=== CHALLENGE ===
Output all records precisely as written.

-- Start of AVAILABLE RECORDS --

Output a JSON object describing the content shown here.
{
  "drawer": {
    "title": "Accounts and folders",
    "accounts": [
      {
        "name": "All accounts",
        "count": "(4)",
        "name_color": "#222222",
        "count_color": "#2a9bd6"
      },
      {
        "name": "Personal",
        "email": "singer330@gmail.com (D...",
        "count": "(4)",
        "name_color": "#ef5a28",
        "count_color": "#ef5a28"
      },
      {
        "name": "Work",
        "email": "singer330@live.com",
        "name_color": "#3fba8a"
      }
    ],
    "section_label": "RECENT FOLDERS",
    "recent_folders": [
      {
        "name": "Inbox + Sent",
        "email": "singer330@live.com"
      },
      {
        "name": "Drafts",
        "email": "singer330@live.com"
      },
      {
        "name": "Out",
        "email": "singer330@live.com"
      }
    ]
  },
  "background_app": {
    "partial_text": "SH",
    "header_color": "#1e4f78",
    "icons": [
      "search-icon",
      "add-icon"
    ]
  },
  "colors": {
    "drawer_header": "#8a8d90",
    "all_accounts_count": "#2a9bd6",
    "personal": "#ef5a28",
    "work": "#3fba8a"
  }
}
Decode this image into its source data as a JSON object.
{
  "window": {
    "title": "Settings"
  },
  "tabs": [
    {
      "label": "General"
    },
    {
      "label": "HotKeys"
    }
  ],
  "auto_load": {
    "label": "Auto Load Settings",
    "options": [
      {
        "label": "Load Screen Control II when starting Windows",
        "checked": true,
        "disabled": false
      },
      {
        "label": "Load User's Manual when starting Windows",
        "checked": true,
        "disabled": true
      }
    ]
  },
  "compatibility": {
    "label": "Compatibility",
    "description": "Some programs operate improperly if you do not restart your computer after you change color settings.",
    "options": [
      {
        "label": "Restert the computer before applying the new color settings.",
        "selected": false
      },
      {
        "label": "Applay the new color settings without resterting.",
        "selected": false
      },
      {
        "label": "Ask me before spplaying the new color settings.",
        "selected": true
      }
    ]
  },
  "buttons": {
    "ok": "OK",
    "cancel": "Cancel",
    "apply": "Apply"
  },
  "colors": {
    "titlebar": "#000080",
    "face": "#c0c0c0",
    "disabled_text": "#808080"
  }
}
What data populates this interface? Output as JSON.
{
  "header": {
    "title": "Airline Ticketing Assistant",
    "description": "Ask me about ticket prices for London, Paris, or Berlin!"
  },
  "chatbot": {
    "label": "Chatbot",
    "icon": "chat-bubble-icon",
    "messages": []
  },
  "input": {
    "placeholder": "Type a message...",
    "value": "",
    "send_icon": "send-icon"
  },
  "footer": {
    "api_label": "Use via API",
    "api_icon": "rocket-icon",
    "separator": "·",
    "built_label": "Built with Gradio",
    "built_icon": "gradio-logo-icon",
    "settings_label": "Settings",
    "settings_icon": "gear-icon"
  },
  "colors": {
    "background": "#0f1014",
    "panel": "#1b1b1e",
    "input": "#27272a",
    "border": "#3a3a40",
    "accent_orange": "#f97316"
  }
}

-- End of AVAILABLE RECORDS --

=== RESULT OF THE EXERCISE ===
Output a JSON object describing the content shown here.
{
  "drawer": {
    "title": "Accounts and folders",
    "accounts": [
      {
        "name": "All accounts",
        "count": "(4)",
        "name_color": "#222222",
        "count_color": "#2a9bd6"
      },
      {
        "name": "Personal",
        "email": "singer330@gmail.com (D...",
        "count": "(4)",
        "name_color": "#ef5a28",
        "count_color": "#ef5a28"
      },
      {
        "name": "Work",
        "email": "singer330@live.com",
        "name_color": "#3fba8a"
      }
    ],
    "section_label": "RECENT FOLDERS",
    "recent_folders": [
      {
        "name": "Inbox + Sent",
        "email": "singer330@live.com"
      },
      {
        "name": "Drafts",
        "email": "singer330@live.com"
      },
      {
        "name": "Out",
        "email": "singer330@live.com"
      }
    ]
  },
  "background_app": {
    "partial_text": "SH",
    "header_color": "#1e4f78",
    "icons": [
      "search-icon",
      "add-icon"
    ]
  },
  "colors": {
    "drawer_header": "#8a8d90",
    "all_accounts_count": "#2a9bd6",
    "personal": "#ef5a28",
    "work": "#3fba8a"
  }
}
Decode this image into its source data as a JSON object.
{
  "window": {
    "title": "Settings"
  },
  "tabs": [
    {
      "label": "General"
    },
    {
      "label": "HotKeys"
    }
  ],
  "auto_load": {
    "label": "Auto Load Settings",
    "options": [
      {
        "label": "Load Screen Control II when starting Windows",
        "checked": true,
        "disabled": false
      },
      {
        "label": "Load User's Manual when starting Windows",
        "checked": true,
        "disabled": true
      }
    ]
  },
  "compatibility": {
    "label": "Compatibility",
    "description": "Some programs operate improperly if you do not restart your computer after you change color settings.",
    "options": [
      {
        "label": "Restert the computer before applying the new color settings.",
        "selected": false
      },
      {
        "label": "Applay the new color settings without resterting.",
        "selected": false
      },
      {
        "label": "Ask me before spplaying the new color settings.",
        "selected": true
      }
    ]
  },
  "buttons": {
    "ok": "OK",
    "cancel": "Cancel",
    "apply": "Apply"
  },
  "colors": {
    "titlebar": "#000080",
    "face": "#c0c0c0",
    "disabled_text": "#808080"
  }
}
What data populates this interface? Output as JSON.
{
  "header": {
    "title": "Airline Ticketing Assistant",
    "description": "Ask me about ticket prices for London, Paris, or Berlin!"
  },
  "chatbot": {
    "label": "Chatbot",
    "icon": "chat-bubble-icon",
    "messages": []
  },
  "input": {
    "placeholder": "Type a message...",
    "value": "",
    "send_icon": "send-icon"
  },
  "footer": {
    "api_label": "Use via API",
    "api_icon": "rocket-icon",
    "separator": "·",
    "built_label": "Built with Gradio",
    "built_icon": "gradio-logo-icon",
    "settings_label": "Settings",
    "settings_icon": "gear-icon"
  },
  "colors": {
    "background": "#0f1014",
    "panel": "#1b1b1e",
    "input": "#27272a",
    "border": "#3a3a40",
    "accent_orange": "#f97316"
  }
}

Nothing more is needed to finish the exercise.